▸ **Problem to work on**: Repeat every entry word for word, skipping the pictures.

━━ Dataset extract ━━

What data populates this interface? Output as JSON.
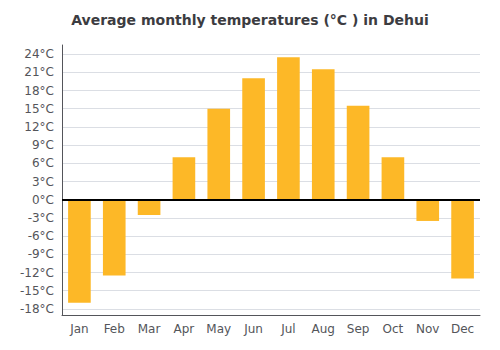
{
  "chart_data": {
    "type": "bar",
    "title": "Average monthly temperatures (°C ) in Dehui",
    "categories": [
      "Jan",
      "Feb",
      "Mar",
      "Apr",
      "May",
      "Jun",
      "Jul",
      "Aug",
      "Sep",
      "Oct",
      "Nov",
      "Dec"
    ],
    "values": [
      -17,
      -12.5,
      -2.5,
      7,
      15,
      20,
      23.5,
      21.5,
      15.5,
      7,
      -3.5,
      -13
    ],
    "color": "#FDB827",
    "ylim": [
      -19,
      25.5
    ],
    "yticks": [
      {
        "value": -18,
        "label": "-18°C"
      },
      {
        "value": -15,
        "label": "-15°C"
      },
      {
        "value": -12,
        "label": "-12°C"
      },
      {
        "value": -9,
        "label": "-9°C"
      },
      {
        "value": -6,
        "label": "-6°C"
      },
      {
        "value": -3,
        "label": "-3°C"
      },
      {
        "value": 0,
        "label": "0°C"
      },
      {
        "value": 3,
        "label": "3°C"
      },
      {
        "value": 6,
        "label": "6°C"
      },
      {
        "value": 9,
        "label": "9°C"
      },
      {
        "value": 12,
        "label": "12°C"
      },
      {
        "value": 15,
        "label": "15°C"
      },
      {
        "value": 18,
        "label": "18°C"
      },
      {
        "value": 21,
        "label": "21°C"
      },
      {
        "value": 24,
        "label": "24°C"
      }
    ],
    "grid": true
  }
}
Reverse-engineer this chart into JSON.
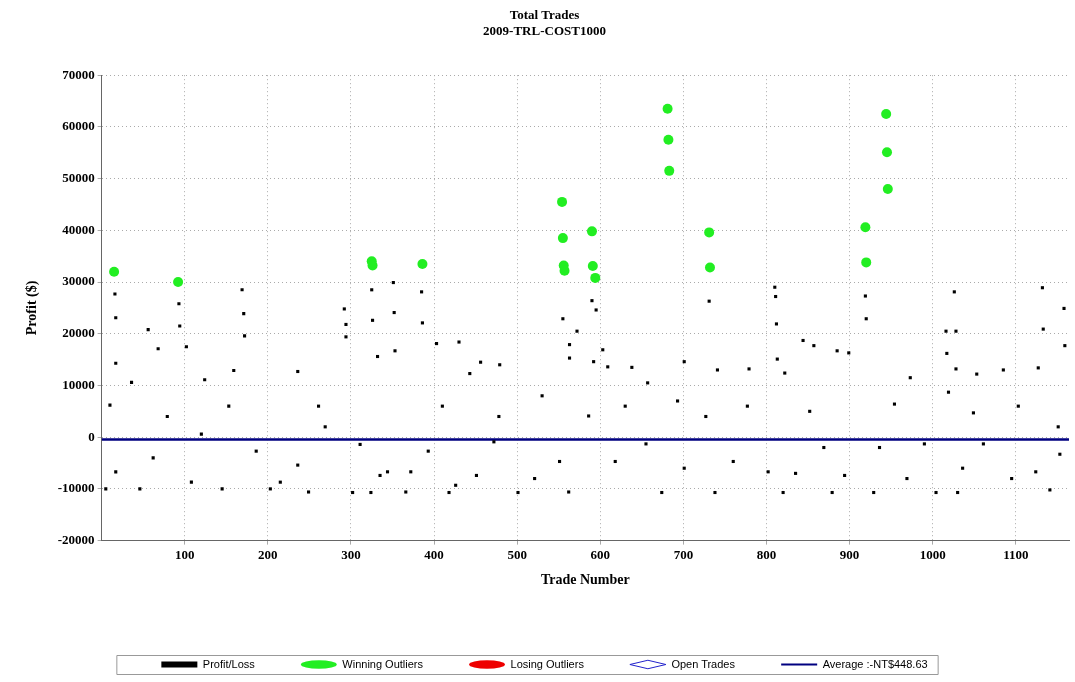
{
  "chart_data": {
    "type": "scatter",
    "title": "Total Trades",
    "subtitle": "2009-TRL-COST1000",
    "xlabel": "Trade Number",
    "ylabel": "Profit ($)",
    "xlim": [
      0,
      1164
    ],
    "ylim": [
      -20000,
      70000
    ],
    "xticks": [
      100,
      200,
      300,
      400,
      500,
      600,
      700,
      800,
      900,
      1000,
      1100
    ],
    "yticks": [
      -20000,
      -10000,
      0,
      10000,
      20000,
      30000,
      40000,
      50000,
      60000,
      70000
    ],
    "grid": true,
    "legend": "bottom",
    "series": [
      {
        "name": "Profit/Loss",
        "color": "#000000",
        "marker": "square",
        "x": [
          16,
          17,
          17,
          10,
          56,
          68,
          93,
          94,
          102,
          169,
          171,
          172,
          292,
          294,
          294,
          325,
          326,
          351,
          352,
          353,
          385,
          386,
          403,
          430,
          456,
          479,
          36,
          124,
          159,
          236,
          332,
          443,
          5,
          46,
          145,
          203,
          249,
          302,
          324,
          366,
          418,
          501,
          79,
          120,
          186,
          236,
          269,
          311,
          344,
          393,
          410,
          451,
          478,
          17,
          62,
          108,
          153,
          215,
          261,
          335,
          372,
          426,
          472,
          555,
          590,
          595,
          572,
          563,
          563,
          592,
          603,
          609,
          638,
          731,
          701,
          741,
          779,
          810,
          811,
          812,
          813,
          822,
          844,
          857,
          885,
          899,
          919,
          920,
          1026,
          1016,
          1028,
          1017,
          1028,
          1132,
          1133,
          1158,
          1159,
          1085,
          973,
          1053,
          1127,
          657,
          562,
          674,
          738,
          820,
          879,
          929,
          1004,
          1030,
          1141,
          521,
          551,
          618,
          655,
          701,
          760,
          802,
          835,
          869,
          894,
          936,
          969,
          990,
          1036,
          1061,
          1095,
          1124,
          1153,
          530,
          586,
          630,
          693,
          727,
          777,
          852,
          954,
          1019,
          1049,
          1103,
          1151
        ],
        "values": [
          27700,
          23100,
          14300,
          6200,
          20800,
          17100,
          25800,
          21500,
          17500,
          28500,
          23900,
          19600,
          24800,
          21800,
          19400,
          28500,
          22600,
          29900,
          24100,
          16700,
          28100,
          22100,
          18100,
          18400,
          14500,
          14000,
          10600,
          11100,
          12900,
          12700,
          15600,
          12300,
          -10000,
          -10000,
          -10000,
          -10000,
          -10600,
          -10700,
          -10700,
          -10600,
          -10700,
          -10700,
          4000,
          600,
          -2700,
          -5400,
          2000,
          -1400,
          -6700,
          -2700,
          6000,
          -7400,
          4000,
          -6700,
          -4000,
          -8700,
          6000,
          -8700,
          6000,
          -7400,
          -6700,
          -9300,
          -900,
          22900,
          26400,
          24600,
          20500,
          17900,
          15300,
          14600,
          16900,
          13600,
          13500,
          26300,
          14600,
          13000,
          13200,
          29000,
          27200,
          21900,
          15100,
          12400,
          18700,
          17700,
          16700,
          16300,
          27300,
          22900,
          28100,
          20500,
          20500,
          16200,
          13200,
          28900,
          20900,
          24900,
          17700,
          13000,
          11500,
          12200,
          13400,
          10500,
          -10600,
          -10700,
          -10700,
          -10700,
          -10700,
          -10700,
          -10700,
          -10700,
          -10200,
          -8000,
          -4700,
          -4700,
          -1300,
          -6000,
          -4700,
          -6700,
          -7000,
          -2000,
          -7400,
          -2000,
          -8000,
          -1300,
          -6000,
          -1300,
          -8000,
          -6700,
          -3300,
          8000,
          4100,
          6000,
          7000,
          4000,
          6000,
          5000,
          6400,
          8700,
          4700,
          6000,
          2000
        ]
      },
      {
        "name": "Winning Outliers",
        "color": "#22ee22",
        "marker": "circle",
        "x": [
          15,
          92,
          325,
          326,
          386,
          554,
          555,
          556,
          557,
          590,
          591,
          594,
          681,
          682,
          683,
          731,
          732,
          919,
          920,
          944,
          945,
          946
        ],
        "values": [
          32000,
          30000,
          34000,
          33200,
          33500,
          45500,
          38500,
          33200,
          32200,
          39800,
          33100,
          30800,
          63500,
          57500,
          51500,
          39600,
          32800,
          40600,
          33800,
          62500,
          55100,
          48000
        ]
      },
      {
        "name": "Losing Outliers",
        "color": "#ee0000",
        "marker": "circle"
      },
      {
        "name": "Open Trades",
        "color": "#2222cc",
        "marker": "diamond"
      },
      {
        "name": "Average :-NT$448.63",
        "color": "#000080",
        "type": "line",
        "marker": "none",
        "x": [
          0,
          1164
        ],
        "values": [
          -448.63,
          -448.63
        ]
      }
    ]
  }
}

━━━

▸ **Exercise output**:
What data populates this interface? Output as JSON.
{
  "chart_data": {
    "type": "bar",
    "title": "Average monthly temperatures (°C ) in Dehui",
    "categories": [
      "Jan",
      "Feb",
      "Mar",
      "Apr",
      "May",
      "Jun",
      "Jul",
      "Aug",
      "Sep",
      "Oct",
      "Nov",
      "Dec"
    ],
    "values": [
      -17,
      -12.5,
      -2.5,
      7,
      15,
      20,
      23.5,
      21.5,
      15.5,
      7,
      -3.5,
      -13
    ],
    "color": "#FDB827",
    "ylim": [
      -19,
      25.5
    ],
    "yticks": [
      {
        "value": -18,
        "label": "-18°C"
      },
      {
        "value": -15,
        "label": "-15°C"
      },
      {
        "value": -12,
        "label": "-12°C"
      },
      {
        "value": -9,
        "label": "-9°C"
      },
      {
        "value": -6,
        "label": "-6°C"
      },
      {
        "value": -3,
        "label": "-3°C"
      },
      {
        "value": 0,
        "label": "0°C"
      },
      {
        "value": 3,
        "label": "3°C"
      },
      {
        "value": 6,
        "label": "6°C"
      },
      {
        "value": 9,
        "label": "9°C"
      },
      {
        "value": 12,
        "label": "12°C"
      },
      {
        "value": 15,
        "label": "15°C"
      },
      {
        "value": 18,
        "label": "18°C"
      },
      {
        "value": 21,
        "label": "21°C"
      },
      {
        "value": 24,
        "label": "24°C"
      }
    ],
    "grid": true
  }
}
Reverse-engineer this chart into JSON.
{
  "chart_data": {
    "type": "scatter",
    "title": "Total Trades",
    "subtitle": "2009-TRL-COST1000",
    "xlabel": "Trade Number",
    "ylabel": "Profit ($)",
    "xlim": [
      0,
      1164
    ],
    "ylim": [
      -20000,
      70000
    ],
    "xticks": [
      100,
      200,
      300,
      400,
      500,
      600,
      700,
      800,
      900,
      1000,
      1100
    ],
    "yticks": [
      -20000,
      -10000,
      0,
      10000,
      20000,
      30000,
      40000,
      50000,
      60000,
      70000
    ],
    "grid": true,
    "legend": "bottom",
    "series": [
      {
        "name": "Profit/Loss",
        "color": "#000000",
        "marker": "square",
        "x": [
          16,
          17,
          17,
          10,
          56,
          68,
          93,
          94,
          102,
          169,
          171,
          172,
          292,
          294,
          294,
          325,
          326,
          351,
          352,
          353,
          385,
          386,
          403,
          430,
          456,
          479,
          36,
          124,
          159,
          236,
          332,
          443,
          5,
          46,
          145,
          203,
          249,
          302,
          324,
          366,
          418,
          501,
          79,
          120,
          186,
          236,
          269,
          311,
          344,
          393,
          410,
          451,
          478,
          17,
          62,
          108,
          153,
          215,
          261,
          335,
          372,
          426,
          472,
          555,
          590,
          595,
          572,
          563,
          563,
          592,
          603,
          609,
          638,
          731,
          701,
          741,
          779,
          810,
          811,
          812,
          813,
          822,
          844,
          857,
          885,
          899,
          919,
          920,
          1026,
          1016,
          1028,
          1017,
          1028,
          1132,
          1133,
          1158,
          1159,
          1085,
          973,
          1053,
          1127,
          657,
          562,
          674,
          738,
          820,
          879,
          929,
          1004,
          1030,
          1141,
          521,
          551,
          618,
          655,
          701,
          760,
          802,
          835,
          869,
          894,
          936,
          969,
          990,
          1036,
          1061,
          1095,
          1124,
          1153,
          530,
          586,
          630,
          693,
          727,
          777,
          852,
          954,
          1019,
          1049,
          1103,
          1151
        ],
        "values": [
          27700,
          23100,
          14300,
          6200,
          20800,
          17100,
          25800,
          21500,
          17500,
          28500,
          23900,
          19600,
          24800,
          21800,
          19400,
          28500,
          22600,
          29900,
          24100,
          16700,
          28100,
          22100,
          18100,
          18400,
          14500,
          14000,
          10600,
          11100,
          12900,
          12700,
          15600,
          12300,
          -10000,
          -10000,
          -10000,
          -10000,
          -10600,
          -10700,
          -10700,
          -10600,
          -10700,
          -10700,
          4000,
          600,
          -2700,
          -5400,
          2000,
          -1400,
          -6700,
          -2700,
          6000,
          -7400,
          4000,
          -6700,
          -4000,
          -8700,
          6000,
          -8700,
          6000,
          -7400,
          -6700,
          -9300,
          -900,
          22900,
          26400,
          24600,
          20500,
          17900,
          15300,
          14600,
          16900,
          13600,
          13500,
          26300,
          14600,
          13000,
          13200,
          29000,
          27200,
          21900,
          15100,
          12400,
          18700,
          17700,
          16700,
          16300,
          27300,
          22900,
          28100,
          20500,
          20500,
          16200,
          13200,
          28900,
          20900,
          24900,
          17700,
          13000,
          11500,
          12200,
          13400,
          10500,
          -10600,
          -10700,
          -10700,
          -10700,
          -10700,
          -10700,
          -10700,
          -10700,
          -10200,
          -8000,
          -4700,
          -4700,
          -1300,
          -6000,
          -4700,
          -6700,
          -7000,
          -2000,
          -7400,
          -2000,
          -8000,
          -1300,
          -6000,
          -1300,
          -8000,
          -6700,
          -3300,
          8000,
          4100,
          6000,
          7000,
          4000,
          6000,
          5000,
          6400,
          8700,
          4700,
          6000,
          2000
        ]
      },
      {
        "name": "Winning Outliers",
        "color": "#22ee22",
        "marker": "circle",
        "x": [
          15,
          92,
          325,
          326,
          386,
          554,
          555,
          556,
          557,
          590,
          591,
          594,
          681,
          682,
          683,
          731,
          732,
          919,
          920,
          944,
          945,
          946
        ],
        "values": [
          32000,
          30000,
          34000,
          33200,
          33500,
          45500,
          38500,
          33200,
          32200,
          39800,
          33100,
          30800,
          63500,
          57500,
          51500,
          39600,
          32800,
          40600,
          33800,
          62500,
          55100,
          48000
        ]
      },
      {
        "name": "Losing Outliers",
        "color": "#ee0000",
        "marker": "circle"
      },
      {
        "name": "Open Trades",
        "color": "#2222cc",
        "marker": "diamond"
      },
      {
        "name": "Average :-NT$448.63",
        "color": "#000080",
        "type": "line",
        "marker": "none",
        "x": [
          0,
          1164
        ],
        "values": [
          -448.63,
          -448.63
        ]
      }
    ]
  }
}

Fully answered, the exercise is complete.